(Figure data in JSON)
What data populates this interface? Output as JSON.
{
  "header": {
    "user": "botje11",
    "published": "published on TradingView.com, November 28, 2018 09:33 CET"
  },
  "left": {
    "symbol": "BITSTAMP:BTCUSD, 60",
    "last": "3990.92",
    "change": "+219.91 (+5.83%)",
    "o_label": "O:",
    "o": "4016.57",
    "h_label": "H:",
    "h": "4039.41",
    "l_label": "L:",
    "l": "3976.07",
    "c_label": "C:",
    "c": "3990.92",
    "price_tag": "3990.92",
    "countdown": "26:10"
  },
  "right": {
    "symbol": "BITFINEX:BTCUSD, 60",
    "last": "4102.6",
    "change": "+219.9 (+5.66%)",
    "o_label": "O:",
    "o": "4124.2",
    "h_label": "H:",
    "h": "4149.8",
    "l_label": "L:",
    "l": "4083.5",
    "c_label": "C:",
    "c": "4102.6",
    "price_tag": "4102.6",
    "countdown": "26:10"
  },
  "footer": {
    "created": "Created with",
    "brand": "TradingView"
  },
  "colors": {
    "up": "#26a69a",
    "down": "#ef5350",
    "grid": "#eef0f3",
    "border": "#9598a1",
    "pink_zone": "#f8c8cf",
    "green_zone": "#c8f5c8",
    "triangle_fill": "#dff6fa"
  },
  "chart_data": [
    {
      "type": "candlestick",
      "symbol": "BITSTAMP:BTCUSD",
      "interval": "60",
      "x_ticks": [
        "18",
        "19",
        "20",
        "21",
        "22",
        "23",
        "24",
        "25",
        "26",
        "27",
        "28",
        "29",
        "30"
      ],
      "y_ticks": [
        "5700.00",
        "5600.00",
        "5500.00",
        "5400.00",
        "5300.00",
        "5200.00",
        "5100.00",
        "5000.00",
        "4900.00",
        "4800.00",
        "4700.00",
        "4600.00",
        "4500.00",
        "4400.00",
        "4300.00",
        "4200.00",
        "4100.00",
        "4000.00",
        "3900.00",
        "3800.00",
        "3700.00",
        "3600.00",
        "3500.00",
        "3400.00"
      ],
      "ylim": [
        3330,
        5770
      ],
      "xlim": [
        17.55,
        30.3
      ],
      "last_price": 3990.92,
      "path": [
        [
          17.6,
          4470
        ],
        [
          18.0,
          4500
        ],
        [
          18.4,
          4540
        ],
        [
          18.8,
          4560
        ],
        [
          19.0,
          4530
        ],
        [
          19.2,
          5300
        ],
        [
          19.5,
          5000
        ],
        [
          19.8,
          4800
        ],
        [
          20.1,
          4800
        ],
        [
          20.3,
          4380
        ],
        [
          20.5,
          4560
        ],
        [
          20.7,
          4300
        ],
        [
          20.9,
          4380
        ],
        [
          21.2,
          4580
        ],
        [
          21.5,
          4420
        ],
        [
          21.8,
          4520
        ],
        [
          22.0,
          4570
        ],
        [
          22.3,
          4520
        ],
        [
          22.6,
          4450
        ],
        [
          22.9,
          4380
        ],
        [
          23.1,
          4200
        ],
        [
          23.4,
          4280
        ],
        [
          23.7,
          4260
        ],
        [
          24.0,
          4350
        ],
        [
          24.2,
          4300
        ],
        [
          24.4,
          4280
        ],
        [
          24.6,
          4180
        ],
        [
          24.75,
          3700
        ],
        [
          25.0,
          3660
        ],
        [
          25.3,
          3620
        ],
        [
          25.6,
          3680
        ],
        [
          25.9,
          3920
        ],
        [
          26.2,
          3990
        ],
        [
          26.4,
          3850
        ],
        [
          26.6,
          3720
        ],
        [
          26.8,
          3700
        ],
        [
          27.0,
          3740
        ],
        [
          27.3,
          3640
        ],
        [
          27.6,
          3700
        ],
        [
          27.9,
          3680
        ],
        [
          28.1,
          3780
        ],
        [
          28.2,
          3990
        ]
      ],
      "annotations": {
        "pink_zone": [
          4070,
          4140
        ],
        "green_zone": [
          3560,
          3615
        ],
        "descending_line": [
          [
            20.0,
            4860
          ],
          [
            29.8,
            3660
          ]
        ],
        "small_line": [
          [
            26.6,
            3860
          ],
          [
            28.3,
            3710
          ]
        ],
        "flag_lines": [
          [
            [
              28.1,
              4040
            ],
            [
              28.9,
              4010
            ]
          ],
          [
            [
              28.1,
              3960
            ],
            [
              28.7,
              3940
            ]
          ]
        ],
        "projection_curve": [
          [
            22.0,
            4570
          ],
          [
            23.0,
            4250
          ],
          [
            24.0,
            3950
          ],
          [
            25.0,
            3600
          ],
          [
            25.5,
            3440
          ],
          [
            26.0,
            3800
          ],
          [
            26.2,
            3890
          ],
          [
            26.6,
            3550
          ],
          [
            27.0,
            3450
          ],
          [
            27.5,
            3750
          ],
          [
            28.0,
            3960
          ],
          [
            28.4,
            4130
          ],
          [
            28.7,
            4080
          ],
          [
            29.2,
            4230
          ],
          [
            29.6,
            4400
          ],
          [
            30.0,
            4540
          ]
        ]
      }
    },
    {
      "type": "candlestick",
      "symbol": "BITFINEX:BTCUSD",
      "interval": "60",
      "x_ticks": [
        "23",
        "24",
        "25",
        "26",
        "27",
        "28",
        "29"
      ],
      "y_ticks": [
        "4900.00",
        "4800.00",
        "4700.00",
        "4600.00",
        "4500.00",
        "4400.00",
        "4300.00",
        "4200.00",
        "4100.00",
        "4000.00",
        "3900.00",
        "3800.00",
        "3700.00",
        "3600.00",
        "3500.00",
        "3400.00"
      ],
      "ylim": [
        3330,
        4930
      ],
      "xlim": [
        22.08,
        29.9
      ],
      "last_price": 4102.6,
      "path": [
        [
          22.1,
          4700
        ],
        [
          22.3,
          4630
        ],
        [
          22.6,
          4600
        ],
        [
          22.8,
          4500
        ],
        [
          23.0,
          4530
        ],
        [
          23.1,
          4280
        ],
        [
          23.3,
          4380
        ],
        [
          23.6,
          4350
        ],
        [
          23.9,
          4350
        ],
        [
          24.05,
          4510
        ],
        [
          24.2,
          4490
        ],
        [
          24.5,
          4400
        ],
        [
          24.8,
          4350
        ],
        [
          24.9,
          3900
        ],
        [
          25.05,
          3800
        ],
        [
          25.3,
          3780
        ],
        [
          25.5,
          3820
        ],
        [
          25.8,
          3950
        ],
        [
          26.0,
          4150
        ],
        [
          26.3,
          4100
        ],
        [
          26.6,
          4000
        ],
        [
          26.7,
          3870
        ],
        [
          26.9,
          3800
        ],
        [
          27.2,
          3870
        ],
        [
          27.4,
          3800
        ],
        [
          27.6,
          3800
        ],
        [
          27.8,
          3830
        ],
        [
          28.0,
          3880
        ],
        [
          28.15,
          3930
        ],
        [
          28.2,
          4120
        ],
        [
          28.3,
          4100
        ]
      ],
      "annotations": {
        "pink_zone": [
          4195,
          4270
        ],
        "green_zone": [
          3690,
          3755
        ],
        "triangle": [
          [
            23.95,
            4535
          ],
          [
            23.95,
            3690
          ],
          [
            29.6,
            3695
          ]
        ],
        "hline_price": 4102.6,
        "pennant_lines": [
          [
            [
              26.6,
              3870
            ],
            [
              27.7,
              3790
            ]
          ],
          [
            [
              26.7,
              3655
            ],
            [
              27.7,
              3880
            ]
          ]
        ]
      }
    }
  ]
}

▶ _Problem requirements_
Return all of the data precisely as it appears.

▶ _Output for this task_
What data populates this interface? Output as JSON.
{
  "header": {
    "user": "botje11",
    "published": "published on TradingView.com, November 28, 2018 09:33 CET"
  },
  "left": {
    "symbol": "BITSTAMP:BTCUSD, 60",
    "last": "3990.92",
    "change": "+219.91 (+5.83%)",
    "o_label": "O:",
    "o": "4016.57",
    "h_label": "H:",
    "h": "4039.41",
    "l_label": "L:",
    "l": "3976.07",
    "c_label": "C:",
    "c": "3990.92",
    "price_tag": "3990.92",
    "countdown": "26:10"
  },
  "right": {
    "symbol": "BITFINEX:BTCUSD, 60",
    "last": "4102.6",
    "change": "+219.9 (+5.66%)",
    "o_label": "O:",
    "o": "4124.2",
    "h_label": "H:",
    "h": "4149.8",
    "l_label": "L:",
    "l": "4083.5",
    "c_label": "C:",
    "c": "4102.6",
    "price_tag": "4102.6",
    "countdown": "26:10"
  },
  "footer": {
    "created": "Created with",
    "brand": "TradingView"
  },
  "colors": {
    "up": "#26a69a",
    "down": "#ef5350",
    "grid": "#eef0f3",
    "border": "#9598a1",
    "pink_zone": "#f8c8cf",
    "green_zone": "#c8f5c8",
    "triangle_fill": "#dff6fa"
  },
  "chart_data": [
    {
      "type": "candlestick",
      "symbol": "BITSTAMP:BTCUSD",
      "interval": "60",
      "x_ticks": [
        "18",
        "19",
        "20",
        "21",
        "22",
        "23",
        "24",
        "25",
        "26",
        "27",
        "28",
        "29",
        "30"
      ],
      "y_ticks": [
        "5700.00",
        "5600.00",
        "5500.00",
        "5400.00",
        "5300.00",
        "5200.00",
        "5100.00",
        "5000.00",
        "4900.00",
        "4800.00",
        "4700.00",
        "4600.00",
        "4500.00",
        "4400.00",
        "4300.00",
        "4200.00",
        "4100.00",
        "4000.00",
        "3900.00",
        "3800.00",
        "3700.00",
        "3600.00",
        "3500.00",
        "3400.00"
      ],
      "ylim": [
        3330,
        5770
      ],
      "xlim": [
        17.55,
        30.3
      ],
      "last_price": 3990.92,
      "path": [
        [
          17.6,
          4470
        ],
        [
          18.0,
          4500
        ],
        [
          18.4,
          4540
        ],
        [
          18.8,
          4560
        ],
        [
          19.0,
          4530
        ],
        [
          19.2,
          5300
        ],
        [
          19.5,
          5000
        ],
        [
          19.8,
          4800
        ],
        [
          20.1,
          4800
        ],
        [
          20.3,
          4380
        ],
        [
          20.5,
          4560
        ],
        [
          20.7,
          4300
        ],
        [
          20.9,
          4380
        ],
        [
          21.2,
          4580
        ],
        [
          21.5,
          4420
        ],
        [
          21.8,
          4520
        ],
        [
          22.0,
          4570
        ],
        [
          22.3,
          4520
        ],
        [
          22.6,
          4450
        ],
        [
          22.9,
          4380
        ],
        [
          23.1,
          4200
        ],
        [
          23.4,
          4280
        ],
        [
          23.7,
          4260
        ],
        [
          24.0,
          4350
        ],
        [
          24.2,
          4300
        ],
        [
          24.4,
          4280
        ],
        [
          24.6,
          4180
        ],
        [
          24.75,
          3700
        ],
        [
          25.0,
          3660
        ],
        [
          25.3,
          3620
        ],
        [
          25.6,
          3680
        ],
        [
          25.9,
          3920
        ],
        [
          26.2,
          3990
        ],
        [
          26.4,
          3850
        ],
        [
          26.6,
          3720
        ],
        [
          26.8,
          3700
        ],
        [
          27.0,
          3740
        ],
        [
          27.3,
          3640
        ],
        [
          27.6,
          3700
        ],
        [
          27.9,
          3680
        ],
        [
          28.1,
          3780
        ],
        [
          28.2,
          3990
        ]
      ],
      "annotations": {
        "pink_zone": [
          4070,
          4140
        ],
        "green_zone": [
          3560,
          3615
        ],
        "descending_line": [
          [
            20.0,
            4860
          ],
          [
            29.8,
            3660
          ]
        ],
        "small_line": [
          [
            26.6,
            3860
          ],
          [
            28.3,
            3710
          ]
        ],
        "flag_lines": [
          [
            [
              28.1,
              4040
            ],
            [
              28.9,
              4010
            ]
          ],
          [
            [
              28.1,
              3960
            ],
            [
              28.7,
              3940
            ]
          ]
        ],
        "projection_curve": [
          [
            22.0,
            4570
          ],
          [
            23.0,
            4250
          ],
          [
            24.0,
            3950
          ],
          [
            25.0,
            3600
          ],
          [
            25.5,
            3440
          ],
          [
            26.0,
            3800
          ],
          [
            26.2,
            3890
          ],
          [
            26.6,
            3550
          ],
          [
            27.0,
            3450
          ],
          [
            27.5,
            3750
          ],
          [
            28.0,
            3960
          ],
          [
            28.4,
            4130
          ],
          [
            28.7,
            4080
          ],
          [
            29.2,
            4230
          ],
          [
            29.6,
            4400
          ],
          [
            30.0,
            4540
          ]
        ]
      }
    },
    {
      "type": "candlestick",
      "symbol": "BITFINEX:BTCUSD",
      "interval": "60",
      "x_ticks": [
        "23",
        "24",
        "25",
        "26",
        "27",
        "28",
        "29"
      ],
      "y_ticks": [
        "4900.00",
        "4800.00",
        "4700.00",
        "4600.00",
        "4500.00",
        "4400.00",
        "4300.00",
        "4200.00",
        "4100.00",
        "4000.00",
        "3900.00",
        "3800.00",
        "3700.00",
        "3600.00",
        "3500.00",
        "3400.00"
      ],
      "ylim": [
        3330,
        4930
      ],
      "xlim": [
        22.08,
        29.9
      ],
      "last_price": 4102.6,
      "path": [
        [
          22.1,
          4700
        ],
        [
          22.3,
          4630
        ],
        [
          22.6,
          4600
        ],
        [
          22.8,
          4500
        ],
        [
          23.0,
          4530
        ],
        [
          23.1,
          4280
        ],
        [
          23.3,
          4380
        ],
        [
          23.6,
          4350
        ],
        [
          23.9,
          4350
        ],
        [
          24.05,
          4510
        ],
        [
          24.2,
          4490
        ],
        [
          24.5,
          4400
        ],
        [
          24.8,
          4350
        ],
        [
          24.9,
          3900
        ],
        [
          25.05,
          3800
        ],
        [
          25.3,
          3780
        ],
        [
          25.5,
          3820
        ],
        [
          25.8,
          3950
        ],
        [
          26.0,
          4150
        ],
        [
          26.3,
          4100
        ],
        [
          26.6,
          4000
        ],
        [
          26.7,
          3870
        ],
        [
          26.9,
          3800
        ],
        [
          27.2,
          3870
        ],
        [
          27.4,
          3800
        ],
        [
          27.6,
          3800
        ],
        [
          27.8,
          3830
        ],
        [
          28.0,
          3880
        ],
        [
          28.15,
          3930
        ],
        [
          28.2,
          4120
        ],
        [
          28.3,
          4100
        ]
      ],
      "annotations": {
        "pink_zone": [
          4195,
          4270
        ],
        "green_zone": [
          3690,
          3755
        ],
        "triangle": [
          [
            23.95,
            4535
          ],
          [
            23.95,
            3690
          ],
          [
            29.6,
            3695
          ]
        ],
        "hline_price": 4102.6,
        "pennant_lines": [
          [
            [
              26.6,
              3870
            ],
            [
              27.7,
              3790
            ]
          ],
          [
            [
              26.7,
              3655
            ],
            [
              27.7,
              3880
            ]
          ]
        ]
      }
    }
  ]
}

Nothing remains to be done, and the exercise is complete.